Starting with the line containing "Find all labels, buttons, inputs, and" and going on through the line containing "217, 838, 238]", write those lines out again, swapping "inputs" for "fields" and changing nothing else.

Element box annotations
+++
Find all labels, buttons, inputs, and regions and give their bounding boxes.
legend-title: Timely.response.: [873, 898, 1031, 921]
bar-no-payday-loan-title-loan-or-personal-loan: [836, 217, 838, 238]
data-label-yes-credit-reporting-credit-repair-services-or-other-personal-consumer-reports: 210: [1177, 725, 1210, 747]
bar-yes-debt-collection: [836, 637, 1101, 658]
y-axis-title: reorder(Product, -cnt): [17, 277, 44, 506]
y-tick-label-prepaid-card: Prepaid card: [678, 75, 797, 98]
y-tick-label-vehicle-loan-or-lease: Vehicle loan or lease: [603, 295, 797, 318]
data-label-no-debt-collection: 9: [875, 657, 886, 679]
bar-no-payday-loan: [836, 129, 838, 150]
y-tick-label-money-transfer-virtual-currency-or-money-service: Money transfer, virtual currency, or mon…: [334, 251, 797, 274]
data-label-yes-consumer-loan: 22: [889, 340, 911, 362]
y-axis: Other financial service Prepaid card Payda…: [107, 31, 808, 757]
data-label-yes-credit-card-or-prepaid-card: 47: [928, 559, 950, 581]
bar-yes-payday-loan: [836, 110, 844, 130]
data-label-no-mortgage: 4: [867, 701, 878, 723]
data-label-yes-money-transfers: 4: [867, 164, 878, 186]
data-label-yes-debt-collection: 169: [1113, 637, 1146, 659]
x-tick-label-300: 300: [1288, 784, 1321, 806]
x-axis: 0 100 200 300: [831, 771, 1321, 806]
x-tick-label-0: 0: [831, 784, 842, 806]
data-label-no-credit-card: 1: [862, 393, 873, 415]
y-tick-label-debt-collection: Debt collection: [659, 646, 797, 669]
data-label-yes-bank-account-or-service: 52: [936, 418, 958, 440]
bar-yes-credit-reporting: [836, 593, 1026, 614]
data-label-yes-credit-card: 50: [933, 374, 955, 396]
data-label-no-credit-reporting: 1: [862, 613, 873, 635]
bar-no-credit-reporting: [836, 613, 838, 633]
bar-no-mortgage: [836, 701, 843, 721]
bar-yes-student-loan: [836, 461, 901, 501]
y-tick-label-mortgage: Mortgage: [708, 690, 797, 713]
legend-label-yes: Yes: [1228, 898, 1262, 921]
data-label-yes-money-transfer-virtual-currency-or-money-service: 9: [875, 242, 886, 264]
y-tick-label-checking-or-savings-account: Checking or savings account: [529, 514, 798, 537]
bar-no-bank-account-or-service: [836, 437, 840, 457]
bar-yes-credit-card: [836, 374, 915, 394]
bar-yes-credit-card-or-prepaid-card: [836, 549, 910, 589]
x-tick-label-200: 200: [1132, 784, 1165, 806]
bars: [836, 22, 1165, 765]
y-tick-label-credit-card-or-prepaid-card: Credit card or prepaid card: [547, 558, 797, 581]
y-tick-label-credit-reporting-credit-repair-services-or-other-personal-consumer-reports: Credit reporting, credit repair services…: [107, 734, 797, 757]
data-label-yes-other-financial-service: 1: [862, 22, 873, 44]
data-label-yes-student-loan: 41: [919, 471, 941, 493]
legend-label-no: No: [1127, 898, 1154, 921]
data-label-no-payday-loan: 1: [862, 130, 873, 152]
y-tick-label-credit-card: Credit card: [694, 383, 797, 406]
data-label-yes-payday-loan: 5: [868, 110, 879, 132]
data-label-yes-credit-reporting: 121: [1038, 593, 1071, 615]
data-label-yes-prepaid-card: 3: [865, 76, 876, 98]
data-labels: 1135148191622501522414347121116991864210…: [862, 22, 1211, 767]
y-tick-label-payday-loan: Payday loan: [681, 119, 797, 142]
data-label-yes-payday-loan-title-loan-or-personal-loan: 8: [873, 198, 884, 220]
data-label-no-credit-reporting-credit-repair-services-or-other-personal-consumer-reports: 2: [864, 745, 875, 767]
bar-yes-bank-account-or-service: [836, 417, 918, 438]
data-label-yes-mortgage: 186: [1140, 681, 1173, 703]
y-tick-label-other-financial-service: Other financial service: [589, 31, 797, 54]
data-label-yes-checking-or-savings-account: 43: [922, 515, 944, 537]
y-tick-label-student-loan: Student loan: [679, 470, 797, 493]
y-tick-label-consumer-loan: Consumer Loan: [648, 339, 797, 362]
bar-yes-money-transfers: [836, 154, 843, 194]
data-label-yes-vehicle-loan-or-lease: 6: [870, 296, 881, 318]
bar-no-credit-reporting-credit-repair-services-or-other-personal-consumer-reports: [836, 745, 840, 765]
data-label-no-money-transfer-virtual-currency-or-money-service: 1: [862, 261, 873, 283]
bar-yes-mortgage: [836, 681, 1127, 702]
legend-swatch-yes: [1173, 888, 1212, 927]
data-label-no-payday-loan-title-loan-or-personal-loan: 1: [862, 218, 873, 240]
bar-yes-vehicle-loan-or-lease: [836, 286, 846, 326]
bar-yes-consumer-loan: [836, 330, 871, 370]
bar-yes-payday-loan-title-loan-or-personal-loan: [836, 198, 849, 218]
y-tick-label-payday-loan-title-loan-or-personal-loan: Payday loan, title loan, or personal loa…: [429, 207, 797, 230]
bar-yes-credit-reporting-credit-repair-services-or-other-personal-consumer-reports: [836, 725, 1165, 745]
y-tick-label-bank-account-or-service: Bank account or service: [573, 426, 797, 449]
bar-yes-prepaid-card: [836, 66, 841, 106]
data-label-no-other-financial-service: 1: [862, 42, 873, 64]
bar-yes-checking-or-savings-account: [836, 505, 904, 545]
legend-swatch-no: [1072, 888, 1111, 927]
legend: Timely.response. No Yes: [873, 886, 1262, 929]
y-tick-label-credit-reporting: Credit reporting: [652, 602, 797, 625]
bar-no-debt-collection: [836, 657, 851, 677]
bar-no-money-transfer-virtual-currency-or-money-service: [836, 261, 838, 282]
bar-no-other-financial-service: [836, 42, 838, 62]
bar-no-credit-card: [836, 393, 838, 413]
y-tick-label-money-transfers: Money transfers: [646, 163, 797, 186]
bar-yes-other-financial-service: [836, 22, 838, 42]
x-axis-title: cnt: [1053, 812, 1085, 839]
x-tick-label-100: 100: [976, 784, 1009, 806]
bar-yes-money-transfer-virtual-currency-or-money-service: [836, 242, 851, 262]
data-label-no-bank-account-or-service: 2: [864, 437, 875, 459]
+++
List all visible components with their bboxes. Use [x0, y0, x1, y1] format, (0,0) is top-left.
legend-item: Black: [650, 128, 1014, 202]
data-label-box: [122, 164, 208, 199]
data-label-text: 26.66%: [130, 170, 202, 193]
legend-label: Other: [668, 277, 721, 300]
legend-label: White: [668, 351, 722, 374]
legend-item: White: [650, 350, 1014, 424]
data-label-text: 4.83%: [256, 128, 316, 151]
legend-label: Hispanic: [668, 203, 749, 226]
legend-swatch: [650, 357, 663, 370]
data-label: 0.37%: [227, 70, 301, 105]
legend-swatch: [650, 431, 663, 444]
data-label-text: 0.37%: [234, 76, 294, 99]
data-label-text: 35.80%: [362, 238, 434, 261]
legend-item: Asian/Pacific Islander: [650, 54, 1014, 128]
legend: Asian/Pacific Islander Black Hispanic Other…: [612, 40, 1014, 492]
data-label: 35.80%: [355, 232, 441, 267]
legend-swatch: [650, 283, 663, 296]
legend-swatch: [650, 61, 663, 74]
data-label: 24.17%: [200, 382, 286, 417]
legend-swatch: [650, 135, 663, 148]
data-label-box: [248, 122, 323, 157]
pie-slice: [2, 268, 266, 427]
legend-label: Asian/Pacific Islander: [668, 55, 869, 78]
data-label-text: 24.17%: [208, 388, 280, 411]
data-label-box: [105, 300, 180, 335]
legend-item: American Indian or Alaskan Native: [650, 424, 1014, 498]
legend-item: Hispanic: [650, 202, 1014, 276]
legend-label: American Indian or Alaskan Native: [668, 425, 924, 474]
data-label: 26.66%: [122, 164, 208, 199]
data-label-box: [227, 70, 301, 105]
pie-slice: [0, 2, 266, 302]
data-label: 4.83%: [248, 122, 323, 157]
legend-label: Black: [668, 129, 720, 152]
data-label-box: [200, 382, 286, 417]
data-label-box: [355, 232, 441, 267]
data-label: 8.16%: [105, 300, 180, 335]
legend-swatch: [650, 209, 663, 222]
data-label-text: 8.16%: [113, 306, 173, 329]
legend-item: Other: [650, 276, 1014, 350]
+++
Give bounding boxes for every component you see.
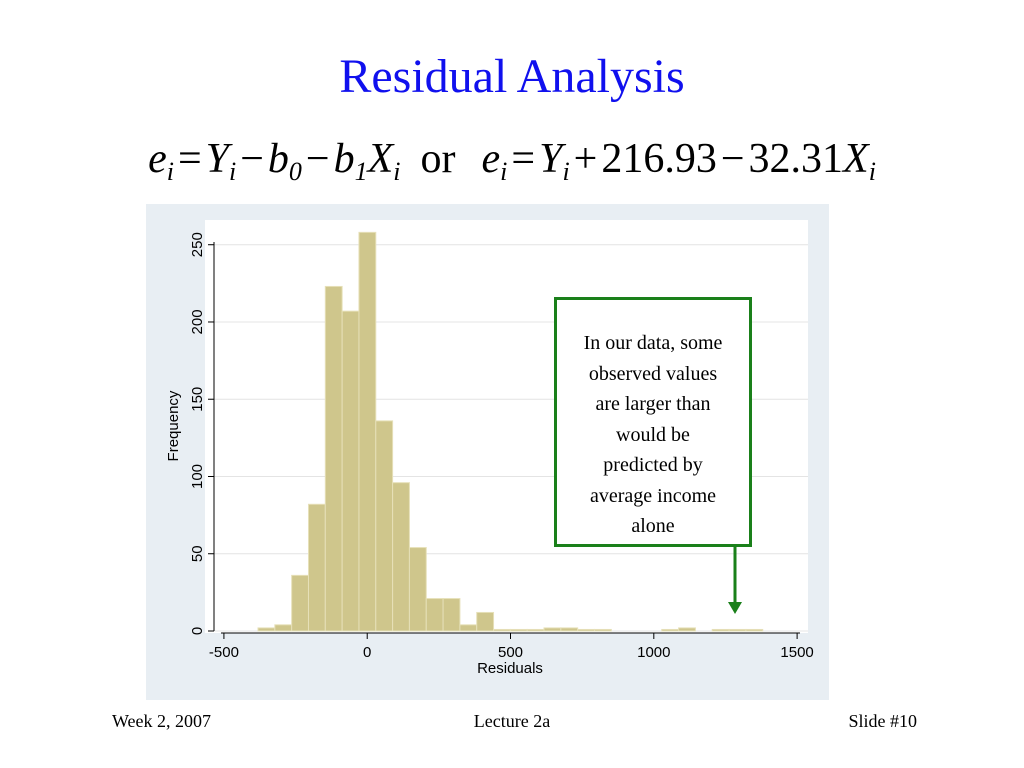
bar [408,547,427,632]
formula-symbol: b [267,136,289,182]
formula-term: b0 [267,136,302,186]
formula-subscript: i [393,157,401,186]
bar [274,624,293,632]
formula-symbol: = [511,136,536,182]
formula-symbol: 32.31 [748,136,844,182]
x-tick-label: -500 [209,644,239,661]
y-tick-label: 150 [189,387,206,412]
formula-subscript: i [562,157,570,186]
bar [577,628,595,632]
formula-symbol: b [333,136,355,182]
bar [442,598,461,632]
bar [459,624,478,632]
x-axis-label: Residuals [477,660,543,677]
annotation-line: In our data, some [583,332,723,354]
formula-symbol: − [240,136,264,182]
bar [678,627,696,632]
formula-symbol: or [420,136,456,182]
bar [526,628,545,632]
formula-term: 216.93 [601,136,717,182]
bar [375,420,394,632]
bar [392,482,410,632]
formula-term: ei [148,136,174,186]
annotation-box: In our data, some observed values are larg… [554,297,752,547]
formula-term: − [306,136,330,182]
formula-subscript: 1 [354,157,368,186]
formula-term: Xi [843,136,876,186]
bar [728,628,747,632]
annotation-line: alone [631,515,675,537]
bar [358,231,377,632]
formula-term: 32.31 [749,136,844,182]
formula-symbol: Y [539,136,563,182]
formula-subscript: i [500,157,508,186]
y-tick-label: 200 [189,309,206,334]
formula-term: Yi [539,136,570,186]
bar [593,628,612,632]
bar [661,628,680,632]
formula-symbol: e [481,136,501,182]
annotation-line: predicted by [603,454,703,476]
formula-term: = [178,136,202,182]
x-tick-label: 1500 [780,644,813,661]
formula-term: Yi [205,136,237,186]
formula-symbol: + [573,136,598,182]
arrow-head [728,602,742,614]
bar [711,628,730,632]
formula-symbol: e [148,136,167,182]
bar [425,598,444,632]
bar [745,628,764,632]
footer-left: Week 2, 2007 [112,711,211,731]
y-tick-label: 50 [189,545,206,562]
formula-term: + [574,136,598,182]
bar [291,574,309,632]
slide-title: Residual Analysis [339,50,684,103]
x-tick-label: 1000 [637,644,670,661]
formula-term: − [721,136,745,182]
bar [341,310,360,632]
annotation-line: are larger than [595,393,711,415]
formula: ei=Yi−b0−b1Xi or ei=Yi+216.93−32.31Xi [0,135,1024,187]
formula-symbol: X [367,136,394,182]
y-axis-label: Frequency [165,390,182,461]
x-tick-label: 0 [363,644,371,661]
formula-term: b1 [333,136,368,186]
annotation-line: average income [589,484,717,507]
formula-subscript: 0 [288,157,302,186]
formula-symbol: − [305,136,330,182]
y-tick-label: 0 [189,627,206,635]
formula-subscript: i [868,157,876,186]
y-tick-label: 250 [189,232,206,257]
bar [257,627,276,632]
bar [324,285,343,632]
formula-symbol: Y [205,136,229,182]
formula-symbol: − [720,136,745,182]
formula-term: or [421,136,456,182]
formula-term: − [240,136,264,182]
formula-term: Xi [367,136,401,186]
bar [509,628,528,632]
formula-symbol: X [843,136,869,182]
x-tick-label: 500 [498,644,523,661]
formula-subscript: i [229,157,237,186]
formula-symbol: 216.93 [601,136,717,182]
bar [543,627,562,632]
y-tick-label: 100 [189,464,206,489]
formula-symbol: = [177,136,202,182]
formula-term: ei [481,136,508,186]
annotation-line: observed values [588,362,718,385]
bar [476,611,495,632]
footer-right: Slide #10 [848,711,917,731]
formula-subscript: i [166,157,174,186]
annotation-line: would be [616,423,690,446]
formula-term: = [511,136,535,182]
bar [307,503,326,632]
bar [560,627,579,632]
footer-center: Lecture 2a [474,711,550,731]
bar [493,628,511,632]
+++
• [Task answer]:
Find all labels, buttons, fields, and regions and give their bounding boxes.
legend-title: Timely.response.: [873, 898, 1031, 921]
bar-no-payday-loan-title-loan-or-personal-loan: [836, 217, 838, 238]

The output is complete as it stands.